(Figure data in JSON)

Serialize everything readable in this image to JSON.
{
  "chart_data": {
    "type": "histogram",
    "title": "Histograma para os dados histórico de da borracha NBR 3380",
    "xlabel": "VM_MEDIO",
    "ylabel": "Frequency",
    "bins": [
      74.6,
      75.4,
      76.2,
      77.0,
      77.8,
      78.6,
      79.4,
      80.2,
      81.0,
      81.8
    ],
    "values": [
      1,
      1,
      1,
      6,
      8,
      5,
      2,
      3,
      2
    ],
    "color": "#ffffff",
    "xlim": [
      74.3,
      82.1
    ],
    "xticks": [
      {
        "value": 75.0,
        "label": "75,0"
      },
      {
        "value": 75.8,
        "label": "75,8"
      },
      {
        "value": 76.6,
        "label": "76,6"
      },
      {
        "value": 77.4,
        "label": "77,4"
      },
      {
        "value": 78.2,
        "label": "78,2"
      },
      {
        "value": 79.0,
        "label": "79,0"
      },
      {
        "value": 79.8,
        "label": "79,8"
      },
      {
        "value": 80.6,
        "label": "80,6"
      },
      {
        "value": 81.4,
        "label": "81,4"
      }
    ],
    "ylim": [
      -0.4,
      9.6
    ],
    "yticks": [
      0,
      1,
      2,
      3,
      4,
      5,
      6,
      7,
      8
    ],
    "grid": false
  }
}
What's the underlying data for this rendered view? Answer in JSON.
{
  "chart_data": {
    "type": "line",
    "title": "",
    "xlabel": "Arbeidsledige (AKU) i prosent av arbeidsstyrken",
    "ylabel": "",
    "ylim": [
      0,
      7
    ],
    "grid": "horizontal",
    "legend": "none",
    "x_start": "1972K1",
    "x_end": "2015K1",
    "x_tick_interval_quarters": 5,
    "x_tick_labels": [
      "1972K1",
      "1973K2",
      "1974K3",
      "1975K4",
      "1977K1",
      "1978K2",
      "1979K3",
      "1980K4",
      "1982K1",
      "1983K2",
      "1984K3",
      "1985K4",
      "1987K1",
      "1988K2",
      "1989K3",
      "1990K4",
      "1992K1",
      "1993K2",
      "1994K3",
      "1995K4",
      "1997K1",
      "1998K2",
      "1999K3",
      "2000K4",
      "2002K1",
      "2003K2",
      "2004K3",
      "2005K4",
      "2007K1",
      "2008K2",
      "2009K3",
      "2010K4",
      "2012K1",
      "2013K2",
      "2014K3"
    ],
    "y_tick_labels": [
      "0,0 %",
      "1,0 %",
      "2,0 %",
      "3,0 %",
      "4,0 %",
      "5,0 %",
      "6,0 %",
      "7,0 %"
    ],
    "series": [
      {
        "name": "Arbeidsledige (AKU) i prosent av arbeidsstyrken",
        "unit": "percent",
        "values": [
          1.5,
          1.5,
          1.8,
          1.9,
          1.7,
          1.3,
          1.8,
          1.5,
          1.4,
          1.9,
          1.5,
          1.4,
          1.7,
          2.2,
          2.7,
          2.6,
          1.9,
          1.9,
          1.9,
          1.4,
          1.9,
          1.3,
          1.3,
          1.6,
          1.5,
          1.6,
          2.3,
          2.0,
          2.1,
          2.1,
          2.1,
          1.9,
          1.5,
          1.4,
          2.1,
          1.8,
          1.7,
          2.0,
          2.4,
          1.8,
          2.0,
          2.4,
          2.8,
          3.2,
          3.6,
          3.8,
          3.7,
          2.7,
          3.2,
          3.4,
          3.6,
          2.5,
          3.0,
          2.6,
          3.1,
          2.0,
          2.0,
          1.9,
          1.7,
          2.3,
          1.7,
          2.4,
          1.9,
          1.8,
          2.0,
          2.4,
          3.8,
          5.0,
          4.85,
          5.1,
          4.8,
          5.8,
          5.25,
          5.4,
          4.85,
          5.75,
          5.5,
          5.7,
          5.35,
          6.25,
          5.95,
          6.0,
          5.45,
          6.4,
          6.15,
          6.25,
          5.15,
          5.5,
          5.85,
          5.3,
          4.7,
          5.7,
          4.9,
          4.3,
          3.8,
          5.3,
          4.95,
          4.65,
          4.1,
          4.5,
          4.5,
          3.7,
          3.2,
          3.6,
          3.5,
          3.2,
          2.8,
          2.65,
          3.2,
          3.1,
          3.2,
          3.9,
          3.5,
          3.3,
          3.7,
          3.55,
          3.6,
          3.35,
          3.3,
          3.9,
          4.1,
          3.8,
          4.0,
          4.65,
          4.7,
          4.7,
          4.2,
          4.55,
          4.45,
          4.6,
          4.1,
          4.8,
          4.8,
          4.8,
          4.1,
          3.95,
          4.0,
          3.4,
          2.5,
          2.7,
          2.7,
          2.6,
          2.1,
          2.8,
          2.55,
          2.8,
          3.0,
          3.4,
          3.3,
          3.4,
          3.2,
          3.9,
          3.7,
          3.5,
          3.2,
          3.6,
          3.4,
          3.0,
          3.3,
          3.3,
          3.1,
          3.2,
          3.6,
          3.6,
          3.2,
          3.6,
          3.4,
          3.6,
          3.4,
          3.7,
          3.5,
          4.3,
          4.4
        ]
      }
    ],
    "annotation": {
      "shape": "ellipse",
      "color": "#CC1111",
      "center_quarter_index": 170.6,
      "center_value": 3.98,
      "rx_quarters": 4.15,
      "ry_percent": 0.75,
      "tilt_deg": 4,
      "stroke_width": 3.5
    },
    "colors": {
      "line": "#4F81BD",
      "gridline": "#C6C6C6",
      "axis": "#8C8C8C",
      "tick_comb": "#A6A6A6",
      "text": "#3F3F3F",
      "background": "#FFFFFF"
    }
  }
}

■ **WHAT YOU WILL DO**
Output all of the data again, exactly.

■ **SOLVED EXERCISE**
Serialize everything readable in this image to JSON.
{
  "chart_data": {
    "type": "histogram",
    "title": "Histograma para os dados histórico de da borracha NBR 3380",
    "xlabel": "VM_MEDIO",
    "ylabel": "Frequency",
    "bins": [
      74.6,
      75.4,
      76.2,
      77.0,
      77.8,
      78.6,
      79.4,
      80.2,
      81.0,
      81.8
    ],
    "values": [
      1,
      1,
      1,
      6,
      8,
      5,
      2,
      3,
      2
    ],
    "color": "#ffffff",
    "xlim": [
      74.3,
      82.1
    ],
    "xticks": [
      {
        "value": 75.0,
        "label": "75,0"
      },
      {
        "value": 75.8,
        "label": "75,8"
      },
      {
        "value": 76.6,
        "label": "76,6"
      },
      {
        "value": 77.4,
        "label": "77,4"
      },
      {
        "value": 78.2,
        "label": "78,2"
      },
      {
        "value": 79.0,
        "label": "79,0"
      },
      {
        "value": 79.8,
        "label": "79,8"
      },
      {
        "value": 80.6,
        "label": "80,6"
      },
      {
        "value": 81.4,
        "label": "81,4"
      }
    ],
    "ylim": [
      -0.4,
      9.6
    ],
    "yticks": [
      0,
      1,
      2,
      3,
      4,
      5,
      6,
      7,
      8
    ],
    "grid": false
  }
}
What's the underlying data for this rendered view? Answer in JSON.
{
  "chart_data": {
    "type": "line",
    "title": "",
    "xlabel": "Arbeidsledige (AKU) i prosent av arbeidsstyrken",
    "ylabel": "",
    "ylim": [
      0,
      7
    ],
    "grid": "horizontal",
    "legend": "none",
    "x_start": "1972K1",
    "x_end": "2015K1",
    "x_tick_interval_quarters": 5,
    "x_tick_labels": [
      "1972K1",
      "1973K2",
      "1974K3",
      "1975K4",
      "1977K1",
      "1978K2",
      "1979K3",
      "1980K4",
      "1982K1",
      "1983K2",
      "1984K3",
      "1985K4",
      "1987K1",
      "1988K2",
      "1989K3",
      "1990K4",
      "1992K1",
      "1993K2",
      "1994K3",
      "1995K4",
      "1997K1",
      "1998K2",
      "1999K3",
      "2000K4",
      "2002K1",
      "2003K2",
      "2004K3",
      "2005K4",
      "2007K1",
      "2008K2",
      "2009K3",
      "2010K4",
      "2012K1",
      "2013K2",
      "2014K3"
    ],
    "y_tick_labels": [
      "0,0 %",
      "1,0 %",
      "2,0 %",
      "3,0 %",
      "4,0 %",
      "5,0 %",
      "6,0 %",
      "7,0 %"
    ],
    "series": [
      {
        "name": "Arbeidsledige (AKU) i prosent av arbeidsstyrken",
        "unit": "percent",
        "values": [
          1.5,
          1.5,
          1.8,
          1.9,
          1.7,
          1.3,
          1.8,
          1.5,
          1.4,
          1.9,
          1.5,
          1.4,
          1.7,
          2.2,
          2.7,
          2.6,
          1.9,
          1.9,
          1.9,
          1.4,
          1.9,
          1.3,
          1.3,
          1.6,
          1.5,
          1.6,
          2.3,
          2.0,
          2.1,
          2.1,
          2.1,
          1.9,
          1.5,
          1.4,
          2.1,
          1.8,
          1.7,
          2.0,
          2.4,
          1.8,
          2.0,
          2.4,
          2.8,
          3.2,
          3.6,
          3.8,
          3.7,
          2.7,
          3.2,
          3.4,
          3.6,
          2.5,
          3.0,
          2.6,
          3.1,
          2.0,
          2.0,
          1.9,
          1.7,
          2.3,
          1.7,
          2.4,
          1.9,
          1.8,
          2.0,
          2.4,
          3.8,
          5.0,
          4.85,
          5.1,
          4.8,
          5.8,
          5.25,
          5.4,
          4.85,
          5.75,
          5.5,
          5.7,
          5.35,
          6.25,
          5.95,
          6.0,
          5.45,
          6.4,
          6.15,
          6.25,
          5.15,
          5.5,
          5.85,
          5.3,
          4.7,
          5.7,
          4.9,
          4.3,
          3.8,
          5.3,
          4.95,
          4.65,
          4.1,
          4.5,
          4.5,
          3.7,
          3.2,
          3.6,
          3.5,
          3.2,
          2.8,
          2.65,
          3.2,
          3.1,
          3.2,
          3.9,
          3.5,
          3.3,
          3.7,
          3.55,
          3.6,
          3.35,
          3.3,
          3.9,
          4.1,
          3.8,
          4.0,
          4.65,
          4.7,
          4.7,
          4.2,
          4.55,
          4.45,
          4.6,
          4.1,
          4.8,
          4.8,
          4.8,
          4.1,
          3.95,
          4.0,
          3.4,
          2.5,
          2.7,
          2.7,
          2.6,
          2.1,
          2.8,
          2.55,
          2.8,
          3.0,
          3.4,
          3.3,
          3.4,
          3.2,
          3.9,
          3.7,
          3.5,
          3.2,
          3.6,
          3.4,
          3.0,
          3.3,
          3.3,
          3.1,
          3.2,
          3.6,
          3.6,
          3.2,
          3.6,
          3.4,
          3.6,
          3.4,
          3.7,
          3.5,
          4.3,
          4.4
        ]
      }
    ],
    "annotation": {
      "shape": "ellipse",
      "color": "#CC1111",
      "center_quarter_index": 170.6,
      "center_value": 3.98,
      "rx_quarters": 4.15,
      "ry_percent": 0.75,
      "tilt_deg": 4,
      "stroke_width": 3.5
    },
    "colors": {
      "line": "#4F81BD",
      "gridline": "#C6C6C6",
      "axis": "#8C8C8C",
      "tick_comb": "#A6A6A6",
      "text": "#3F3F3F",
      "background": "#FFFFFF"
    }
  }
}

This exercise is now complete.